◆ Records provided ◆
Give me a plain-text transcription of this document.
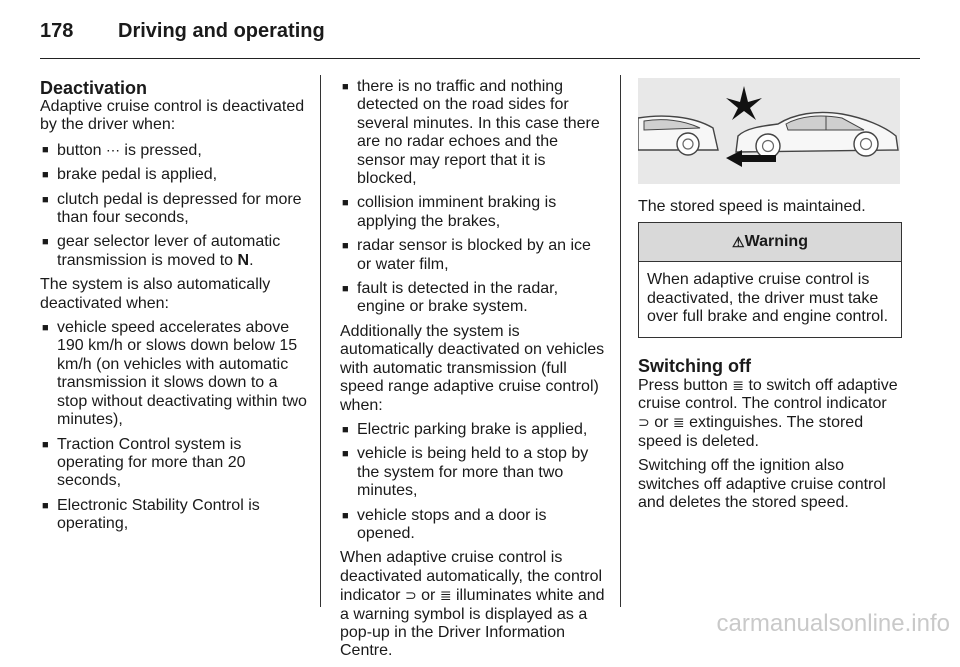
178 Driving and operating
Deactivation

Adaptive cruise control is deactivated by the driver when:

■ button ⋯ is pressed,
■ brake pedal is applied,
■ clutch pedal is depressed for more than four seconds,
■ gear selector lever of automatic transmission is moved to N.

The system is also automatically deactivated when:

■ vehicle speed accelerates above 190 km/h or slows down below 15 km/h (on vehicles with automatic transmission it slows down to a stop without deactivating within two minutes),
■ Traction Control system is operating for more than 20 seconds,
■ Electronic Stability Control is operating,
■ there is no traffic and nothing detected on the road sides for several minutes. In this case there are no radar echoes and the sensor may report that it is blocked,
■ collision imminent braking is applying the brakes,
■ radar sensor is blocked by an ice or water film,
■ fault is detected in the radar, engine or brake system.

Additionally the system is automatically deactivated on vehicles with automatic transmission (full speed range adaptive cruise control) when:

■ Electric parking brake is applied,
■ vehicle is being held to a stop by the system for more than two minutes,
■ vehicle stops and a door is opened.

When adaptive cruise control is deactivated automatically, the control indicator ⊃ or ≣ illuminates white and a warning symbol is displayed as a pop-up in the Driver Information Centre.

The stored speed is maintained.

⚠ Warning
When adaptive cruise control is deactivated, the driver must take over full brake and engine control.
Switching off

Press button ≣ to switch off adaptive cruise control. The control indicator ⊃ or ≣ extinguishes. The stored speed is deleted.

Switching off the ignition also switches off adaptive cruise control and deletes the stored speed.

carmanualsonline.info
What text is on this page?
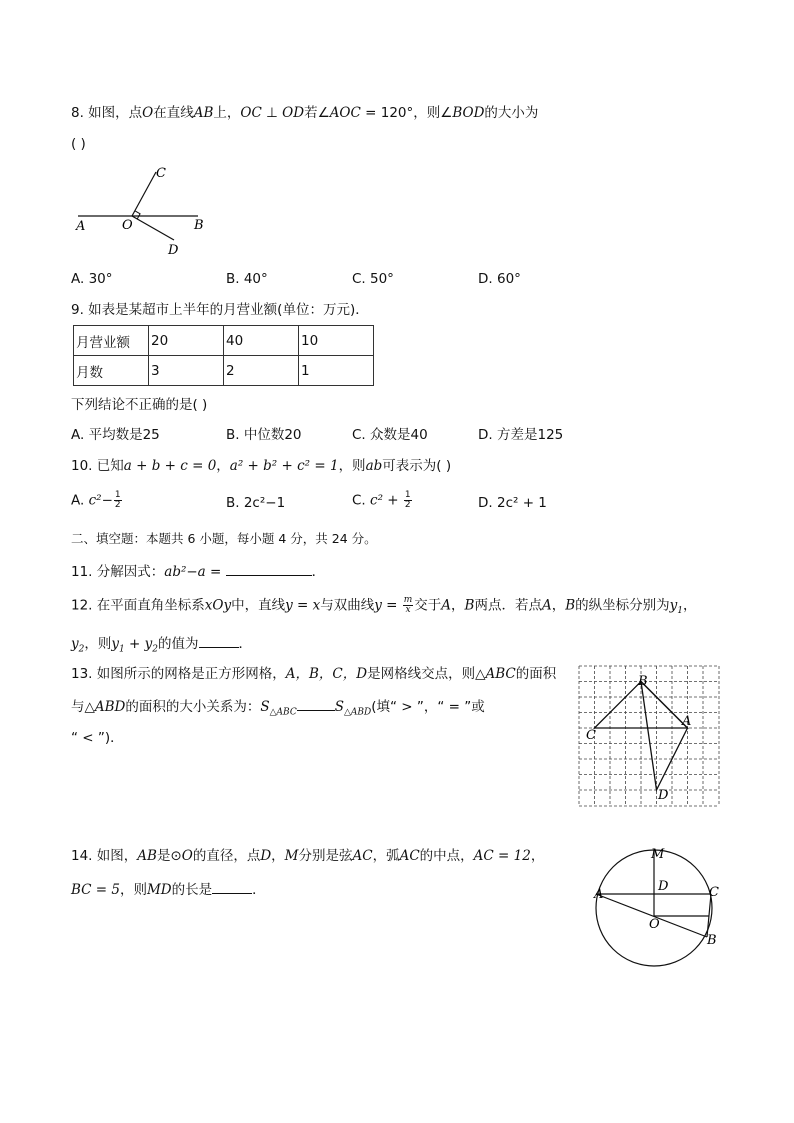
8. 如图，点O在直线AB上，OC ⊥ OD若∠AOC = 120°，则∠BOD的大小为
( )
A	O	B
C
D
A. 30°	B. 40°	C. 50°	D. 60°
9. 如表是某超市上半年的月营业额(单位：万元)．
月营业额	20	40	10
月数	3	2	1
下列结论不正确的是( )
A. 平均数是25	B. 中位数20	C. 众数是40	D. 方差是125
10. 已知a + b + c = 0，a² + b² + c² = 1，则ab可表示为( )
A. $c^2- \frac{1}{2}$	B. 2c²−1	C. $c^2 + \frac{1}{2}$	D. 2c² + 1
二、填空题：本题共 6 小题，每小题 4 分，共 24 分。
11. 分解因式：ab²−a =	．
12. 在平面直角坐标系xOy中，直线y = x与双曲线$y = \frac{m}{x}$ 交于A，B两点．若点A，B的纵坐标分别为$y_1$，
$y_2$，则$y_1 + y_2$的值为	．
13. 如图所示的网格是正方形网格，A，B，C，D是网格线交点，则△ABC的面积
与△ABD的面积的大小关系为：$S_{\triangle ABC}$	$S_{\triangle ABD}$(填“ > ”，“ = ”或
“ < ”)．
B
C
A
D
14. 如图，AB是⊙O的直径，点D，M分别是弦AC，弧AC的中点，AC = 12，
BC = 5，则MD的长是	．
M
D
A	C
O
B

◆ Instruction ◆
Copy out each line exactly, without the pictures.

◆ Output for this task ◆
Give me a plain-text transcription of this document.
178 Driving and operating
Deactivation

Adaptive cruise control is deactivated by the driver when:

■ button ⋯ is pressed,
■ brake pedal is applied,
■ clutch pedal is depressed for more than four seconds,
■ gear selector lever of automatic transmission is moved to N.

The system is also automatically deactivated when:

■ vehicle speed accelerates above 190 km/h or slows down below 15 km/h (on vehicles with automatic transmission it slows down to a stop without deactivating within two minutes),
■ Traction Control system is operating for more than 20 seconds,
■ Electronic Stability Control is operating,
■ there is no traffic and nothing detected on the road sides for several minutes. In this case there are no radar echoes and the sensor may report that it is blocked,
■ collision imminent braking is applying the brakes,
■ radar sensor is blocked by an ice or water film,
■ fault is detected in the radar, engine or brake system.

Additionally the system is automatically deactivated on vehicles with automatic transmission (full speed range adaptive cruise control) when:

■ Electric parking brake is applied,
■ vehicle is being held to a stop by the system for more than two minutes,
■ vehicle stops and a door is opened.

When adaptive cruise control is deactivated automatically, the control indicator ⊃ or ≣ illuminates white and a warning symbol is displayed as a pop-up in the Driver Information Centre.

The stored speed is maintained.

⚠ Warning
When adaptive cruise control is deactivated, the driver must take over full brake and engine control.
Switching off

Press button ≣ to switch off adaptive cruise control. The control indicator ⊃ or ≣ extinguishes. The stored speed is deleted.

Switching off the ignition also switches off adaptive cruise control and deletes the stored speed.

carmanualsonline.info
What text is on this page?
8. 如图，点O在直线AB上，OC ⊥ OD若∠AOC = 120°，则∠BOD的大小为
( )
A	O	B
C
D
A. 30°	B. 40°	C. 50°	D. 60°
9. 如表是某超市上半年的月营业额(单位：万元)．
月营业额	20	40	10
月数	3	2	1
下列结论不正确的是( )
A. 平均数是25	B. 中位数20	C. 众数是40	D. 方差是125
10. 已知a + b + c = 0，a² + b² + c² = 1，则ab可表示为( )
A. $c^2- \frac{1}{2}$	B. 2c²−1	C. $c^2 + \frac{1}{2}$	D. 2c² + 1
二、填空题：本题共 6 小题，每小题 4 分，共 24 分。
11. 分解因式：ab²−a =	．
12. 在平面直角坐标系xOy中，直线y = x与双曲线$y = \frac{m}{x}$ 交于A，B两点．若点A，B的纵坐标分别为$y_1$，
$y_2$，则$y_1 + y_2$的值为	．
13. 如图所示的网格是正方形网格，A，B，C，D是网格线交点，则△ABC的面积
与△ABD的面积的大小关系为：$S_{\triangle ABC}$	$S_{\triangle ABD}$(填“ > ”，“ = ”或
“ < ”)．
B
C
A
D
14. 如图，AB是⊙O的直径，点D，M分别是弦AC，弧AC的中点，AC = 12，
BC = 5，则MD的长是	．
M
D
A	C
O
B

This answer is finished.